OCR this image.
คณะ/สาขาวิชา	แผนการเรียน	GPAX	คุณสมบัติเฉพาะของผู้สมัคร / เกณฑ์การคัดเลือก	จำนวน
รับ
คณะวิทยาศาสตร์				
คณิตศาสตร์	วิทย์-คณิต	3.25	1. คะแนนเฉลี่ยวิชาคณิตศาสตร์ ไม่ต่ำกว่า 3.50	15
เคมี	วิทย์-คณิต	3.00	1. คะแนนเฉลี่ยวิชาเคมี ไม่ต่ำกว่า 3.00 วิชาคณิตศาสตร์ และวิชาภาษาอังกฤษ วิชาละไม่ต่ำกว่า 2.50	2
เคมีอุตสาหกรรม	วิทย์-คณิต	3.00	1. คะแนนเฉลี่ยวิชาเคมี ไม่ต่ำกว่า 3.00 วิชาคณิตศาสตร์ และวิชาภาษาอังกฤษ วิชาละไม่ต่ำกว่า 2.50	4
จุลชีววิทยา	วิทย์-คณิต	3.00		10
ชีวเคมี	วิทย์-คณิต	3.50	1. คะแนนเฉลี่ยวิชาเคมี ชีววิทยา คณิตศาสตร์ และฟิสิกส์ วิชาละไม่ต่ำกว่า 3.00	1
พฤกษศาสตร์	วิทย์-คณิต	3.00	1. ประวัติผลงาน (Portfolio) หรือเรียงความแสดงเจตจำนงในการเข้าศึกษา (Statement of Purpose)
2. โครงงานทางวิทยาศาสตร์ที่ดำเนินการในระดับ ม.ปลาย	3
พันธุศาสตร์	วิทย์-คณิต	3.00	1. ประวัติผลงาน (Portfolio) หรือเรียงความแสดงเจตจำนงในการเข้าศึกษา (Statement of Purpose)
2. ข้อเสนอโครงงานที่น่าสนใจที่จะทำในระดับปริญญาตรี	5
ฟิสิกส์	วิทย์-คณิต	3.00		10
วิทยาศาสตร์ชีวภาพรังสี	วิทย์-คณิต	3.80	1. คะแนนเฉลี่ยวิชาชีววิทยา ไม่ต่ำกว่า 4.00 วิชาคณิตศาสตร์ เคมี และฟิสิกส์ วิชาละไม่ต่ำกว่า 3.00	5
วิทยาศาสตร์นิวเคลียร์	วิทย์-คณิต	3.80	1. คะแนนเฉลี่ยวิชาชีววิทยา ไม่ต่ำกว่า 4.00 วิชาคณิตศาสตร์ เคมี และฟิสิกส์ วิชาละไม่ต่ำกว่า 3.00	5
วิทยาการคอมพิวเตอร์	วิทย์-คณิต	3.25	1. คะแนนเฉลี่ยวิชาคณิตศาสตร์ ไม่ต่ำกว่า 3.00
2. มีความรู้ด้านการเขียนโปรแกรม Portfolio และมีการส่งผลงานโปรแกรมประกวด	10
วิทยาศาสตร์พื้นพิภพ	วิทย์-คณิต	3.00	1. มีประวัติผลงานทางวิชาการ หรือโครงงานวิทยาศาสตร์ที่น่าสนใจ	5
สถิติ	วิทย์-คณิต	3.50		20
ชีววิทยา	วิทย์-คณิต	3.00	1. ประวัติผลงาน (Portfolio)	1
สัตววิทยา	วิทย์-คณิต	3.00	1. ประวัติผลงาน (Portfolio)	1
════════
» **AIM OF THE EXERCISE**
Your task is to give the records above again, exactly.

» **ANSWER TO THE PROBLEM**
OCR this image.
คณะ/สาขาวิชา	แผนการเรียน	GPAX	คุณสมบัติเฉพาะของผู้สมัคร / เกณฑ์การคัดเลือก	จำนวน
รับ
คณะวิทยาศาสตร์				
คณิตศาสตร์	วิทย์-คณิต	3.25	1. คะแนนเฉลี่ยวิชาคณิตศาสตร์ ไม่ต่ำกว่า 3.50	15
เคมี	วิทย์-คณิต	3.00	1. คะแนนเฉลี่ยวิชาเคมี ไม่ต่ำกว่า 3.00 วิชาคณิตศาสตร์ และวิชาภาษาอังกฤษ วิชาละไม่ต่ำกว่า 2.50	2
เคมีอุตสาหกรรม	วิทย์-คณิต	3.00	1. คะแนนเฉลี่ยวิชาเคมี ไม่ต่ำกว่า 3.00 วิชาคณิตศาสตร์ และวิชาภาษาอังกฤษ วิชาละไม่ต่ำกว่า 2.50	4
จุลชีววิทยา	วิทย์-คณิต	3.00		10
ชีวเคมี	วิทย์-คณิต	3.50	1. คะแนนเฉลี่ยวิชาเคมี ชีววิทยา คณิตศาสตร์ และฟิสิกส์ วิชาละไม่ต่ำกว่า 3.00	1
พฤกษศาสตร์	วิทย์-คณิต	3.00	1. ประวัติผลงาน (Portfolio) หรือเรียงความแสดงเจตจำนงในการเข้าศึกษา (Statement of Purpose)
2. โครงงานทางวิทยาศาสตร์ที่ดำเนินการในระดับ ม.ปลาย	3
พันธุศาสตร์	วิทย์-คณิต	3.00	1. ประวัติผลงาน (Portfolio) หรือเรียงความแสดงเจตจำนงในการเข้าศึกษา (Statement of Purpose)
2. ข้อเสนอโครงงานที่น่าสนใจที่จะทำในระดับปริญญาตรี	5
ฟิสิกส์	วิทย์-คณิต	3.00		10
วิทยาศาสตร์ชีวภาพรังสี	วิทย์-คณิต	3.80	1. คะแนนเฉลี่ยวิชาชีววิทยา ไม่ต่ำกว่า 4.00 วิชาคณิตศาสตร์ เคมี และฟิสิกส์ วิชาละไม่ต่ำกว่า 3.00	5
วิทยาศาสตร์นิวเคลียร์	วิทย์-คณิต	3.80	1. คะแนนเฉลี่ยวิชาชีววิทยา ไม่ต่ำกว่า 4.00 วิชาคณิตศาสตร์ เคมี และฟิสิกส์ วิชาละไม่ต่ำกว่า 3.00	5
วิทยาการคอมพิวเตอร์	วิทย์-คณิต	3.25	1. คะแนนเฉลี่ยวิชาคณิตศาสตร์ ไม่ต่ำกว่า 3.00
2. มีความรู้ด้านการเขียนโปรแกรม Portfolio และมีการส่งผลงานโปรแกรมประกวด	10
วิทยาศาสตร์พื้นพิภพ	วิทย์-คณิต	3.00	1. มีประวัติผลงานทางวิชาการ หรือโครงงานวิทยาศาสตร์ที่น่าสนใจ	5
สถิติ	วิทย์-คณิต	3.50		20
ชีววิทยา	วิทย์-คณิต	3.00	1. ประวัติผลงาน (Portfolio)	1
สัตววิทยา	วิทย์-คณิต	3.00	1. ประวัติผลงาน (Portfolio)	1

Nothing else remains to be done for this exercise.